## Supplied data

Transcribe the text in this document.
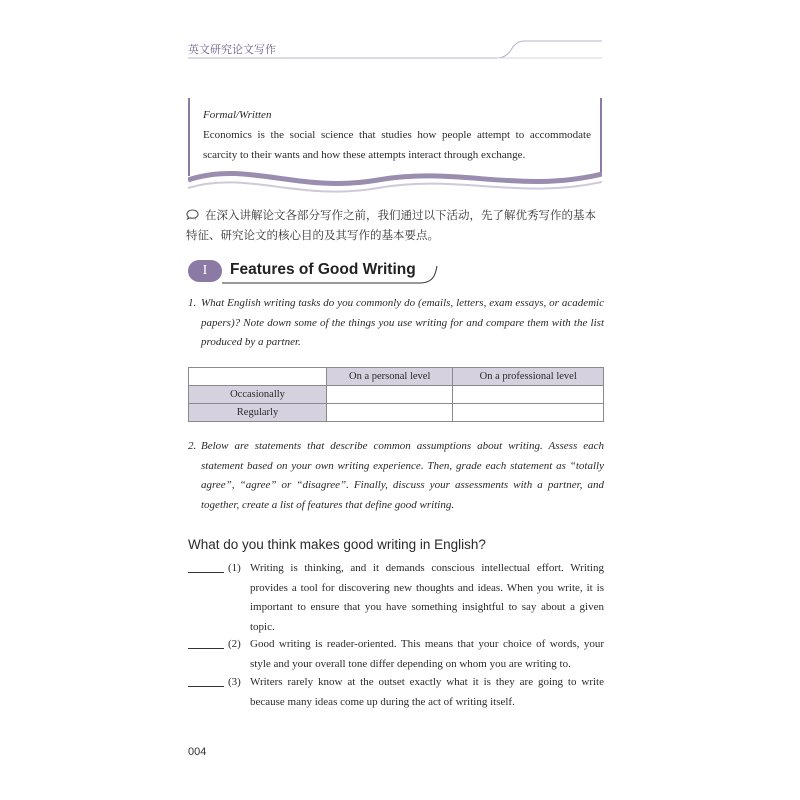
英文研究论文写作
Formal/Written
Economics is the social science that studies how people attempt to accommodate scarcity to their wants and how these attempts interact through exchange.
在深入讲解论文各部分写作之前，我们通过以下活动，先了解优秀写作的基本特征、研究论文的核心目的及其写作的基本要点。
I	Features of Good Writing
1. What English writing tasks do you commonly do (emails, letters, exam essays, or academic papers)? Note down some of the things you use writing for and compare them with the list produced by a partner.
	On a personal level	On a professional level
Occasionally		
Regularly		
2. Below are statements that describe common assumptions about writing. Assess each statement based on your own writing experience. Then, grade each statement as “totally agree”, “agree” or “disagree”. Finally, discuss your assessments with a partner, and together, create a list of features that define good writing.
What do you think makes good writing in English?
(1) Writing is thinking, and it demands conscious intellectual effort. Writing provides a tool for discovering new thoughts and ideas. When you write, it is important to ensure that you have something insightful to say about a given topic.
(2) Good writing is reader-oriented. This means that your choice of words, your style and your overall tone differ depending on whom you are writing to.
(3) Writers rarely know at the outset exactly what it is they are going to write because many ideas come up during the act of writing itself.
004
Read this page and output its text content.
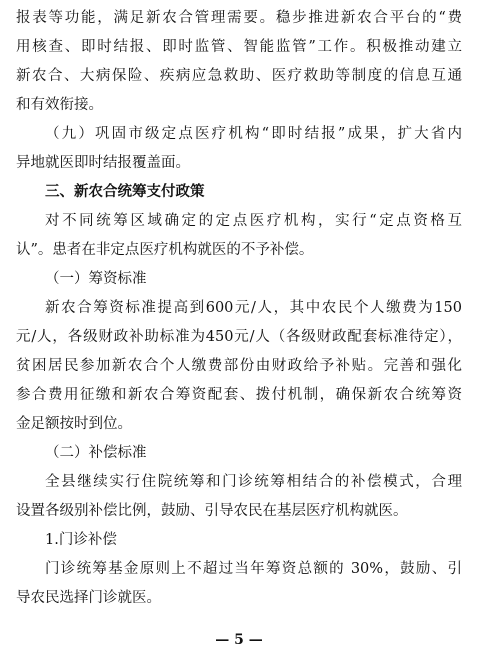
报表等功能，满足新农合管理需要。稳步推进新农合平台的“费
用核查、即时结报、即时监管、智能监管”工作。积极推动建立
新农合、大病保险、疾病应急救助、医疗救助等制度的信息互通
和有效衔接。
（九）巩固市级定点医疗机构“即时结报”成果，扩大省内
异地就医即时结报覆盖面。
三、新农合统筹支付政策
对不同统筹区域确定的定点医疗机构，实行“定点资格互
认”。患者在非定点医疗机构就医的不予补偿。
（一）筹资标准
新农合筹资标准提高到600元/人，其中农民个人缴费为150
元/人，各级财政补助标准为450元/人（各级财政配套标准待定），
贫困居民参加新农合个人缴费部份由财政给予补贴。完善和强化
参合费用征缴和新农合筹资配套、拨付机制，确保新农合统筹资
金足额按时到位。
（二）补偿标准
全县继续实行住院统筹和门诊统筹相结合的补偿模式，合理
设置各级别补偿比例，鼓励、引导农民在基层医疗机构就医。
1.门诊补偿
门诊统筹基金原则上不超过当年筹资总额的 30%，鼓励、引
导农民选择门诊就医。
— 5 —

## Task goal
Repeat the material above in full and exactly, apart from the pictures.

## Result below
Transcribe the text in this document.
英文研究论文写作
Formal/Written
Economics is the social science that studies how people attempt to accommodate scarcity to their wants and how these attempts interact through exchange.
在深入讲解论文各部分写作之前，我们通过以下活动，先了解优秀写作的基本特征、研究论文的核心目的及其写作的基本要点。
I	Features of Good Writing
1. What English writing tasks do you commonly do (emails, letters, exam essays, or academic papers)? Note down some of the things you use writing for and compare them with the list produced by a partner.
	On a personal level	On a professional level
Occasionally		
Regularly		
2. Below are statements that describe common assumptions about writing. Assess each statement based on your own writing experience. Then, grade each statement as “totally agree”, “agree” or “disagree”. Finally, discuss your assessments with a partner, and together, create a list of features that define good writing.
What do you think makes good writing in English?
(1) Writing is thinking, and it demands conscious intellectual effort. Writing provides a tool for discovering new thoughts and ideas. When you write, it is important to ensure that you have something insightful to say about a given topic.
(2) Good writing is reader-oriented. This means that your choice of words, your style and your overall tone differ depending on whom you are writing to.
(3) Writers rarely know at the outset exactly what it is they are going to write because many ideas come up during the act of writing itself.
004
Read this page and output its text content.
报表等功能，满足新农合管理需要。稳步推进新农合平台的“费
用核查、即时结报、即时监管、智能监管”工作。积极推动建立
新农合、大病保险、疾病应急救助、医疗救助等制度的信息互通
和有效衔接。
（九）巩固市级定点医疗机构“即时结报”成果，扩大省内
异地就医即时结报覆盖面。
三、新农合统筹支付政策
对不同统筹区域确定的定点医疗机构，实行“定点资格互
认”。患者在非定点医疗机构就医的不予补偿。
（一）筹资标准
新农合筹资标准提高到600元/人，其中农民个人缴费为150
元/人，各级财政补助标准为450元/人（各级财政配套标准待定），
贫困居民参加新农合个人缴费部份由财政给予补贴。完善和强化
参合费用征缴和新农合筹资配套、拨付机制，确保新农合统筹资
金足额按时到位。
（二）补偿标准
全县继续实行住院统筹和门诊统筹相结合的补偿模式，合理
设置各级别补偿比例，鼓励、引导农民在基层医疗机构就医。
1.门诊补偿
门诊统筹基金原则上不超过当年筹资总额的 30%，鼓励、引
导农民选择门诊就医。
— 5 —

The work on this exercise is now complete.